*WHAT IS BEING ASKED*
Write the listing out again, all of it, word for word.

*MATERIAL FOR THE TASK*
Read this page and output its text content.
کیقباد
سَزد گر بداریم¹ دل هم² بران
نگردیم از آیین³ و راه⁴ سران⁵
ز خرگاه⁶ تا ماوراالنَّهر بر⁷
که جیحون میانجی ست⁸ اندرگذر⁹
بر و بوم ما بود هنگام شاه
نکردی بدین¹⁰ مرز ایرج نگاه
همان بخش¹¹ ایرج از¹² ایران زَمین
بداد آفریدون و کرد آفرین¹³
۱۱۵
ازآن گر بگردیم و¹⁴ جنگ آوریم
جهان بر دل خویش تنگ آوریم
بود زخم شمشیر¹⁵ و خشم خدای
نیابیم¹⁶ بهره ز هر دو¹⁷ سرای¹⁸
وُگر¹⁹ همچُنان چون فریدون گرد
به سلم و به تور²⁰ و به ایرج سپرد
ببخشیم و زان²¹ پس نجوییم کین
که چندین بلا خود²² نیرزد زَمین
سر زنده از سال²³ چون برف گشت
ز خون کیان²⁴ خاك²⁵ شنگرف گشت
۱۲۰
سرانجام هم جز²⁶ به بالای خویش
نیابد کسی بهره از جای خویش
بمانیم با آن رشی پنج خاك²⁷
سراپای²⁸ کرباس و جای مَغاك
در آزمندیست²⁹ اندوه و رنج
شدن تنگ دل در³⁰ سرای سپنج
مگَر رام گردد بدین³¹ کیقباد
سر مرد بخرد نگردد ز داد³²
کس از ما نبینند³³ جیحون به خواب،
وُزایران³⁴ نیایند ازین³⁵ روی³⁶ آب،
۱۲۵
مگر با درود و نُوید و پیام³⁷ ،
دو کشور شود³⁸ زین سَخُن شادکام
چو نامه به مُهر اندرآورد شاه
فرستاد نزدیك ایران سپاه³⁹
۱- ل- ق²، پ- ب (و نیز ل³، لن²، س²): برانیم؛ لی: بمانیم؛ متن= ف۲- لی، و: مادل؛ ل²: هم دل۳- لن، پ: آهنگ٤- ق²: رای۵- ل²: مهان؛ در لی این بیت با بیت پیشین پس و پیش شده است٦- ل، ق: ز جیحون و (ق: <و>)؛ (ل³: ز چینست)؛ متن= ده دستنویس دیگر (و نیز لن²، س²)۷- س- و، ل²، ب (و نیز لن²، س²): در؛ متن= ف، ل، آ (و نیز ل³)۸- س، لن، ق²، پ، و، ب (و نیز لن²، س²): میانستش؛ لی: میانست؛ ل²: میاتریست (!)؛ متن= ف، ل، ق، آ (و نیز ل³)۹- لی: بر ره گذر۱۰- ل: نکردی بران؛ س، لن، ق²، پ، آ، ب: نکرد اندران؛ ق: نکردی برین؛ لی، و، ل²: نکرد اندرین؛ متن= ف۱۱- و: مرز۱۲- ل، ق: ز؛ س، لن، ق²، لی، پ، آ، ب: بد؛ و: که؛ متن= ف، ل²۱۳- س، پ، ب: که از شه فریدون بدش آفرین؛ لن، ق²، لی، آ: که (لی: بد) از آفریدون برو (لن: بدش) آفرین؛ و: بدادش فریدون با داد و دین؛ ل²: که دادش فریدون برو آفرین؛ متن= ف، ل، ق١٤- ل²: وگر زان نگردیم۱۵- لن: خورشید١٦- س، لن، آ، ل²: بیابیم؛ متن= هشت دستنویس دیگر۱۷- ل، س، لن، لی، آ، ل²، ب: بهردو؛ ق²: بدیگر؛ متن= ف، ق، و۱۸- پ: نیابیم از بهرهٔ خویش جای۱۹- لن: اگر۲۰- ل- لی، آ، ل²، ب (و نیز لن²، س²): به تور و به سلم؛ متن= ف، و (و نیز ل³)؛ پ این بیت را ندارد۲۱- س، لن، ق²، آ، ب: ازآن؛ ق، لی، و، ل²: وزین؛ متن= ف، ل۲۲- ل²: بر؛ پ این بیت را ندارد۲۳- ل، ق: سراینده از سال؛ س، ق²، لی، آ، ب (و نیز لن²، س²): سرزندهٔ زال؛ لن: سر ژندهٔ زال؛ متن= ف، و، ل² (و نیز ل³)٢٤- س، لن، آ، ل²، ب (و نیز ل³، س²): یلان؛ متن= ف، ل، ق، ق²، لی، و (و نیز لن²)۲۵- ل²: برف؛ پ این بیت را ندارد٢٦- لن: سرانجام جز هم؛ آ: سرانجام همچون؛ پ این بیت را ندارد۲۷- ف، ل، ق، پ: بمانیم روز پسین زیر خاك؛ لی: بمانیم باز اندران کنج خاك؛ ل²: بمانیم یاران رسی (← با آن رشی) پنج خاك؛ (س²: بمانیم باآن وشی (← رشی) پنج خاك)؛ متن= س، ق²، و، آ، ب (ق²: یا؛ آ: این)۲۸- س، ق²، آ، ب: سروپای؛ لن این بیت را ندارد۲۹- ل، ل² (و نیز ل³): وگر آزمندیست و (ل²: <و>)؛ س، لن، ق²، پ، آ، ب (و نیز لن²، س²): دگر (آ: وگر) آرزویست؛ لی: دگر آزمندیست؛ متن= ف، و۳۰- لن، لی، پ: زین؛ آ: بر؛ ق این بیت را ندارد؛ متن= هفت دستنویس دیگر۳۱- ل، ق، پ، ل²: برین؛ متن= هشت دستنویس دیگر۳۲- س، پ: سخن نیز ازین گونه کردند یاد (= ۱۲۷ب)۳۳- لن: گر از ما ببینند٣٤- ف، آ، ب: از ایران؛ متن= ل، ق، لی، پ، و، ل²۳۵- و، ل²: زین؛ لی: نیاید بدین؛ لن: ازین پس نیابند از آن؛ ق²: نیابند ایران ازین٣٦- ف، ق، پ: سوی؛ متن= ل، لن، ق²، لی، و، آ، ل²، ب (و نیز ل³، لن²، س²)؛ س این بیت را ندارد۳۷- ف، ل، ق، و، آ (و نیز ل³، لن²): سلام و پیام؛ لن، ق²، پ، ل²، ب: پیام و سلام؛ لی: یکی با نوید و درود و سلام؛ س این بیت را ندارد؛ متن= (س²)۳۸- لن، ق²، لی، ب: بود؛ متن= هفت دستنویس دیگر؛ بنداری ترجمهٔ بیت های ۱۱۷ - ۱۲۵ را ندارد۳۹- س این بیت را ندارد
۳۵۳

*PROBLEM SOLUTION*
Read this page and output its text content.
کیقباد
سَزد گر بداریم¹ دل هم² بران
نگردیم از آیین³ و راه⁴ سران⁵
ز خرگاه⁶ تا ماوراالنَّهر بر⁷
که جیحون میانجی ست⁸ اندرگذر⁹
بر و بوم ما بود هنگام شاه
نکردی بدین¹⁰ مرز ایرج نگاه
همان بخش¹¹ ایرج از¹² ایران زَمین
بداد آفریدون و کرد آفرین¹³
۱۱۵
ازآن گر بگردیم و¹⁴ جنگ آوریم
جهان بر دل خویش تنگ آوریم
بود زخم شمشیر¹⁵ و خشم خدای
نیابیم¹⁶ بهره ز هر دو¹⁷ سرای¹⁸
وُگر¹⁹ همچُنان چون فریدون گرد
به سلم و به تور²⁰ و به ایرج سپرد
ببخشیم و زان²¹ پس نجوییم کین
که چندین بلا خود²² نیرزد زَمین
سر زنده از سال²³ چون برف گشت
ز خون کیان²⁴ خاك²⁵ شنگرف گشت
۱۲۰
سرانجام هم جز²⁶ به بالای خویش
نیابد کسی بهره از جای خویش
بمانیم با آن رشی پنج خاك²⁷
سراپای²⁸ کرباس و جای مَغاك
در آزمندیست²⁹ اندوه و رنج
شدن تنگ دل در³⁰ سرای سپنج
مگَر رام گردد بدین³¹ کیقباد
سر مرد بخرد نگردد ز داد³²
کس از ما نبینند³³ جیحون به خواب،
وُزایران³⁴ نیایند ازین³⁵ روی³⁶ آب،
۱۲۵
مگر با درود و نُوید و پیام³⁷ ،
دو کشور شود³⁸ زین سَخُن شادکام
چو نامه به مُهر اندرآورد شاه
فرستاد نزدیك ایران سپاه³⁹
۱- ل- ق²، پ- ب (و نیز ل³، لن²، س²): برانیم؛ لی: بمانیم؛ متن= ف۲- لی، و: مادل؛ ل²: هم دل۳- لن، پ: آهنگ٤- ق²: رای۵- ل²: مهان؛ در لی این بیت با بیت پیشین پس و پیش شده است٦- ل، ق: ز جیحون و (ق: <و>)؛ (ل³: ز چینست)؛ متن= ده دستنویس دیگر (و نیز لن²، س²)۷- س- و، ل²، ب (و نیز لن²، س²): در؛ متن= ف، ل، آ (و نیز ل³)۸- س، لن، ق²، پ، و، ب (و نیز لن²، س²): میانستش؛ لی: میانست؛ ل²: میاتریست (!)؛ متن= ف، ل، ق، آ (و نیز ل³)۹- لی: بر ره گذر۱۰- ل: نکردی بران؛ س، لن، ق²، پ، آ، ب: نکرد اندران؛ ق: نکردی برین؛ لی، و، ل²: نکرد اندرین؛ متن= ف۱۱- و: مرز۱۲- ل، ق: ز؛ س، لن، ق²، لی، پ، آ، ب: بد؛ و: که؛ متن= ف، ل²۱۳- س، پ، ب: که از شه فریدون بدش آفرین؛ لن، ق²، لی، آ: که (لی: بد) از آفریدون برو (لن: بدش) آفرین؛ و: بدادش فریدون با داد و دین؛ ل²: که دادش فریدون برو آفرین؛ متن= ف، ل، ق١٤- ل²: وگر زان نگردیم۱۵- لن: خورشید١٦- س، لن، آ، ل²: بیابیم؛ متن= هشت دستنویس دیگر۱۷- ل، س، لن، لی، آ، ل²، ب: بهردو؛ ق²: بدیگر؛ متن= ف، ق، و۱۸- پ: نیابیم از بهرهٔ خویش جای۱۹- لن: اگر۲۰- ل- لی، آ، ل²، ب (و نیز لن²، س²): به تور و به سلم؛ متن= ف، و (و نیز ل³)؛ پ این بیت را ندارد۲۱- س، لن، ق²، آ، ب: ازآن؛ ق، لی، و، ل²: وزین؛ متن= ف، ل۲۲- ل²: بر؛ پ این بیت را ندارد۲۳- ل، ق: سراینده از سال؛ س، ق²، لی، آ، ب (و نیز لن²، س²): سرزندهٔ زال؛ لن: سر ژندهٔ زال؛ متن= ف، و، ل² (و نیز ل³)٢٤- س، لن، آ، ل²، ب (و نیز ل³، س²): یلان؛ متن= ف، ل، ق، ق²، لی، و (و نیز لن²)۲۵- ل²: برف؛ پ این بیت را ندارد٢٦- لن: سرانجام جز هم؛ آ: سرانجام همچون؛ پ این بیت را ندارد۲۷- ف، ل، ق، پ: بمانیم روز پسین زیر خاك؛ لی: بمانیم باز اندران کنج خاك؛ ل²: بمانیم یاران رسی (← با آن رشی) پنج خاك؛ (س²: بمانیم باآن وشی (← رشی) پنج خاك)؛ متن= س، ق²، و، آ، ب (ق²: یا؛ آ: این)۲۸- س، ق²، آ، ب: سروپای؛ لن این بیت را ندارد۲۹- ل، ل² (و نیز ل³): وگر آزمندیست و (ل²: <و>)؛ س، لن، ق²، پ، آ، ب (و نیز لن²، س²): دگر (آ: وگر) آرزویست؛ لی: دگر آزمندیست؛ متن= ف، و۳۰- لن، لی، پ: زین؛ آ: بر؛ ق این بیت را ندارد؛ متن= هفت دستنویس دیگر۳۱- ل، ق، پ، ل²: برین؛ متن= هشت دستنویس دیگر۳۲- س، پ: سخن نیز ازین گونه کردند یاد (= ۱۲۷ب)۳۳- لن: گر از ما ببینند٣٤- ف، آ، ب: از ایران؛ متن= ل، ق، لی، پ، و، ل²۳۵- و، ل²: زین؛ لی: نیاید بدین؛ لن: ازین پس نیابند از آن؛ ق²: نیابند ایران ازین٣٦- ف، ق، پ: سوی؛ متن= ل، لن، ق²، لی، و، آ، ل²، ب (و نیز ل³، لن²، س²)؛ س این بیت را ندارد۳۷- ف، ل، ق، و، آ (و نیز ل³، لن²): سلام و پیام؛ لن، ق²، پ، ل²، ب: پیام و سلام؛ لی: یکی با نوید و درود و سلام؛ س این بیت را ندارد؛ متن= (س²)۳۸- لن، ق²، لی، ب: بود؛ متن= هفت دستنویس دیگر؛ بنداری ترجمهٔ بیت های ۱۱۷ - ۱۲۵ را ندارد۳۹- س این بیت را ندارد
۳۵۳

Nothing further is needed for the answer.